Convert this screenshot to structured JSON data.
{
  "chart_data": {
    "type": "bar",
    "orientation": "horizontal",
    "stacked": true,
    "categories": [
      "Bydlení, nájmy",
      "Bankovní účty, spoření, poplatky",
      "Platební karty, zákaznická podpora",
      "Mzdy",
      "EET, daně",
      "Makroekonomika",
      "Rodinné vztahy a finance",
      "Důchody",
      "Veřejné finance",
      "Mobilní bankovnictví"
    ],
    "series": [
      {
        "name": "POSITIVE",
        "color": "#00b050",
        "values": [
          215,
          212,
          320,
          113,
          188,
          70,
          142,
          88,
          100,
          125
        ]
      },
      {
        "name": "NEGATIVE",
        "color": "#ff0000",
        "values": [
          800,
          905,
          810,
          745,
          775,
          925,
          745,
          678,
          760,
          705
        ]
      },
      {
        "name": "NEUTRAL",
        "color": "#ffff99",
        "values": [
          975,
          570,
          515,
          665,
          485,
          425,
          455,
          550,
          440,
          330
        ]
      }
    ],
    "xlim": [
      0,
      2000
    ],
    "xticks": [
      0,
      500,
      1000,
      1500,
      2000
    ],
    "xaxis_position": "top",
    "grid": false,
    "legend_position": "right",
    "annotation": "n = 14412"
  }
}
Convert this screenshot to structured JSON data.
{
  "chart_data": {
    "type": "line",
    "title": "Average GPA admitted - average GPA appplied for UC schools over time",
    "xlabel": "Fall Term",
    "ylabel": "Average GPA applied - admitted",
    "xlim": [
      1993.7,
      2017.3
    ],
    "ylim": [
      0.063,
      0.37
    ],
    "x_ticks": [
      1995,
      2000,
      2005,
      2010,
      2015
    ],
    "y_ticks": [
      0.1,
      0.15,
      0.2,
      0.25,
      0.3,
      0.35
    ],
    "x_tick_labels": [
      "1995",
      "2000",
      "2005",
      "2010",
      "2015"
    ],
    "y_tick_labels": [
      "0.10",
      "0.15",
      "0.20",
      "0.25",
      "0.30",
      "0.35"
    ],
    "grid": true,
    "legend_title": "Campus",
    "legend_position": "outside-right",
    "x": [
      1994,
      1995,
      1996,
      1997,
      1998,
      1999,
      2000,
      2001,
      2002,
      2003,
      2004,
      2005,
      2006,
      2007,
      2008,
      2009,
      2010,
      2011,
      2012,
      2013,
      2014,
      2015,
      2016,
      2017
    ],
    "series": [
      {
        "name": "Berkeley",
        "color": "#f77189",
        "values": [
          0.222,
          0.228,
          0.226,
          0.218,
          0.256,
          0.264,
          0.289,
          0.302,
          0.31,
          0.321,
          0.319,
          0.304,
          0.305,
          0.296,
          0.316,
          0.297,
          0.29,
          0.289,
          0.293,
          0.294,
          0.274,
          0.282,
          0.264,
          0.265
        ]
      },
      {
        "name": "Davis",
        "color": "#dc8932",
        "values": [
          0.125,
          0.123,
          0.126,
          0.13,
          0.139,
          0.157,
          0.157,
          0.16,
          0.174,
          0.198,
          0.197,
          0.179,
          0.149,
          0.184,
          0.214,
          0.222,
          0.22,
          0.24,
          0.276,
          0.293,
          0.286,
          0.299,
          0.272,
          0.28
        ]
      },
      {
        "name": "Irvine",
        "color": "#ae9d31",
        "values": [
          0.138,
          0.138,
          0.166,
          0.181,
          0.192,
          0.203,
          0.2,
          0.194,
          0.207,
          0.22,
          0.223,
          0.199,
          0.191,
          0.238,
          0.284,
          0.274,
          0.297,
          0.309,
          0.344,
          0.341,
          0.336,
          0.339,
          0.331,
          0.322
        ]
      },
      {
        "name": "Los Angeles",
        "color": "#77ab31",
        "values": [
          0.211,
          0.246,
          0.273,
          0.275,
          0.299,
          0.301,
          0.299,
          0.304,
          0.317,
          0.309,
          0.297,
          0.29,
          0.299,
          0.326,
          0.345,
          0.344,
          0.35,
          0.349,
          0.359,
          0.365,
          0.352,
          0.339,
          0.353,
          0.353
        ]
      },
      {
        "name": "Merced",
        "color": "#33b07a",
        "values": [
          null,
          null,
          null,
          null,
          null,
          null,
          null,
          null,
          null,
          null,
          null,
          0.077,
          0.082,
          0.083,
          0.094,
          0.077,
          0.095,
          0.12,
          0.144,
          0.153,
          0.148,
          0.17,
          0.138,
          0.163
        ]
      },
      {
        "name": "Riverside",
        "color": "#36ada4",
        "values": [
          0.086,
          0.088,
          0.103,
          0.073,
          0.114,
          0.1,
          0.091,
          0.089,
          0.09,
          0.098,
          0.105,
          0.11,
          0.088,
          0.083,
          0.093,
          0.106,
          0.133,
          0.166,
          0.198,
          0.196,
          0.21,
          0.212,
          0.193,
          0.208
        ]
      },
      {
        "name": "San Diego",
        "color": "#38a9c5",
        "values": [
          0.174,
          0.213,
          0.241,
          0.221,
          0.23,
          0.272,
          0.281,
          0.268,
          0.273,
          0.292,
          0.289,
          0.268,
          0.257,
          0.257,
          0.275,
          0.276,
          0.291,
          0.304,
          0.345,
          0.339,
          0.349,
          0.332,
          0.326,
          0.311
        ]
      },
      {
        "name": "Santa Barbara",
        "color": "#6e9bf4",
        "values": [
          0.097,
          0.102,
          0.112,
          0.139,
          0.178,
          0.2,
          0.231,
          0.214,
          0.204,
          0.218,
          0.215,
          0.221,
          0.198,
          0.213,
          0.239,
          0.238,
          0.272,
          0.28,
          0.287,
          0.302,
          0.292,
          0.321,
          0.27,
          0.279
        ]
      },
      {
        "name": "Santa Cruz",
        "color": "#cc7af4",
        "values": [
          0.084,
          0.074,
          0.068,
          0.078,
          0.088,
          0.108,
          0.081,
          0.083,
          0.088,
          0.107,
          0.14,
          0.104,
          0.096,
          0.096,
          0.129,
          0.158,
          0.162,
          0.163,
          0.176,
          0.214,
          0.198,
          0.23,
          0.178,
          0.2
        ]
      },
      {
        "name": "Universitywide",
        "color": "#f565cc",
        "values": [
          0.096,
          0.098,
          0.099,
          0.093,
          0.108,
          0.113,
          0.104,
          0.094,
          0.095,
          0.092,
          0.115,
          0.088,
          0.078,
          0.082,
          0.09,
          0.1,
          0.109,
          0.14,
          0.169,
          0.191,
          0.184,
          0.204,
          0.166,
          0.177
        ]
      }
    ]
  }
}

- Task to carry out -
Type out all of the material again, word for word.

- Task response -
Convert this screenshot to structured JSON data.
{
  "chart_data": {
    "type": "bar",
    "orientation": "horizontal",
    "stacked": true,
    "categories": [
      "Bydlení, nájmy",
      "Bankovní účty, spoření, poplatky",
      "Platební karty, zákaznická podpora",
      "Mzdy",
      "EET, daně",
      "Makroekonomika",
      "Rodinné vztahy a finance",
      "Důchody",
      "Veřejné finance",
      "Mobilní bankovnictví"
    ],
    "series": [
      {
        "name": "POSITIVE",
        "color": "#00b050",
        "values": [
          215,
          212,
          320,
          113,
          188,
          70,
          142,
          88,
          100,
          125
        ]
      },
      {
        "name": "NEGATIVE",
        "color": "#ff0000",
        "values": [
          800,
          905,
          810,
          745,
          775,
          925,
          745,
          678,
          760,
          705
        ]
      },
      {
        "name": "NEUTRAL",
        "color": "#ffff99",
        "values": [
          975,
          570,
          515,
          665,
          485,
          425,
          455,
          550,
          440,
          330
        ]
      }
    ],
    "xlim": [
      0,
      2000
    ],
    "xticks": [
      0,
      500,
      1000,
      1500,
      2000
    ],
    "xaxis_position": "top",
    "grid": false,
    "legend_position": "right",
    "annotation": "n = 14412"
  }
}
Convert this screenshot to structured JSON data.
{
  "chart_data": {
    "type": "line",
    "title": "Average GPA admitted - average GPA appplied for UC schools over time",
    "xlabel": "Fall Term",
    "ylabel": "Average GPA applied - admitted",
    "xlim": [
      1993.7,
      2017.3
    ],
    "ylim": [
      0.063,
      0.37
    ],
    "x_ticks": [
      1995,
      2000,
      2005,
      2010,
      2015
    ],
    "y_ticks": [
      0.1,
      0.15,
      0.2,
      0.25,
      0.3,
      0.35
    ],
    "x_tick_labels": [
      "1995",
      "2000",
      "2005",
      "2010",
      "2015"
    ],
    "y_tick_labels": [
      "0.10",
      "0.15",
      "0.20",
      "0.25",
      "0.30",
      "0.35"
    ],
    "grid": true,
    "legend_title": "Campus",
    "legend_position": "outside-right",
    "x": [
      1994,
      1995,
      1996,
      1997,
      1998,
      1999,
      2000,
      2001,
      2002,
      2003,
      2004,
      2005,
      2006,
      2007,
      2008,
      2009,
      2010,
      2011,
      2012,
      2013,
      2014,
      2015,
      2016,
      2017
    ],
    "series": [
      {
        "name": "Berkeley",
        "color": "#f77189",
        "values": [
          0.222,
          0.228,
          0.226,
          0.218,
          0.256,
          0.264,
          0.289,
          0.302,
          0.31,
          0.321,
          0.319,
          0.304,
          0.305,
          0.296,
          0.316,
          0.297,
          0.29,
          0.289,
          0.293,
          0.294,
          0.274,
          0.282,
          0.264,
          0.265
        ]
      },
      {
        "name": "Davis",
        "color": "#dc8932",
        "values": [
          0.125,
          0.123,
          0.126,
          0.13,
          0.139,
          0.157,
          0.157,
          0.16,
          0.174,
          0.198,
          0.197,
          0.179,
          0.149,
          0.184,
          0.214,
          0.222,
          0.22,
          0.24,
          0.276,
          0.293,
          0.286,
          0.299,
          0.272,
          0.28
        ]
      },
      {
        "name": "Irvine",
        "color": "#ae9d31",
        "values": [
          0.138,
          0.138,
          0.166,
          0.181,
          0.192,
          0.203,
          0.2,
          0.194,
          0.207,
          0.22,
          0.223,
          0.199,
          0.191,
          0.238,
          0.284,
          0.274,
          0.297,
          0.309,
          0.344,
          0.341,
          0.336,
          0.339,
          0.331,
          0.322
        ]
      },
      {
        "name": "Los Angeles",
        "color": "#77ab31",
        "values": [
          0.211,
          0.246,
          0.273,
          0.275,
          0.299,
          0.301,
          0.299,
          0.304,
          0.317,
          0.309,
          0.297,
          0.29,
          0.299,
          0.326,
          0.345,
          0.344,
          0.35,
          0.349,
          0.359,
          0.365,
          0.352,
          0.339,
          0.353,
          0.353
        ]
      },
      {
        "name": "Merced",
        "color": "#33b07a",
        "values": [
          null,
          null,
          null,
          null,
          null,
          null,
          null,
          null,
          null,
          null,
          null,
          0.077,
          0.082,
          0.083,
          0.094,
          0.077,
          0.095,
          0.12,
          0.144,
          0.153,
          0.148,
          0.17,
          0.138,
          0.163
        ]
      },
      {
        "name": "Riverside",
        "color": "#36ada4",
        "values": [
          0.086,
          0.088,
          0.103,
          0.073,
          0.114,
          0.1,
          0.091,
          0.089,
          0.09,
          0.098,
          0.105,
          0.11,
          0.088,
          0.083,
          0.093,
          0.106,
          0.133,
          0.166,
          0.198,
          0.196,
          0.21,
          0.212,
          0.193,
          0.208
        ]
      },
      {
        "name": "San Diego",
        "color": "#38a9c5",
        "values": [
          0.174,
          0.213,
          0.241,
          0.221,
          0.23,
          0.272,
          0.281,
          0.268,
          0.273,
          0.292,
          0.289,
          0.268,
          0.257,
          0.257,
          0.275,
          0.276,
          0.291,
          0.304,
          0.345,
          0.339,
          0.349,
          0.332,
          0.326,
          0.311
        ]
      },
      {
        "name": "Santa Barbara",
        "color": "#6e9bf4",
        "values": [
          0.097,
          0.102,
          0.112,
          0.139,
          0.178,
          0.2,
          0.231,
          0.214,
          0.204,
          0.218,
          0.215,
          0.221,
          0.198,
          0.213,
          0.239,
          0.238,
          0.272,
          0.28,
          0.287,
          0.302,
          0.292,
          0.321,
          0.27,
          0.279
        ]
      },
      {
        "name": "Santa Cruz",
        "color": "#cc7af4",
        "values": [
          0.084,
          0.074,
          0.068,
          0.078,
          0.088,
          0.108,
          0.081,
          0.083,
          0.088,
          0.107,
          0.14,
          0.104,
          0.096,
          0.096,
          0.129,
          0.158,
          0.162,
          0.163,
          0.176,
          0.214,
          0.198,
          0.23,
          0.178,
          0.2
        ]
      },
      {
        "name": "Universitywide",
        "color": "#f565cc",
        "values": [
          0.096,
          0.098,
          0.099,
          0.093,
          0.108,
          0.113,
          0.104,
          0.094,
          0.095,
          0.092,
          0.115,
          0.088,
          0.078,
          0.082,
          0.09,
          0.1,
          0.109,
          0.14,
          0.169,
          0.191,
          0.184,
          0.204,
          0.166,
          0.177
        ]
      }
    ]
  }
}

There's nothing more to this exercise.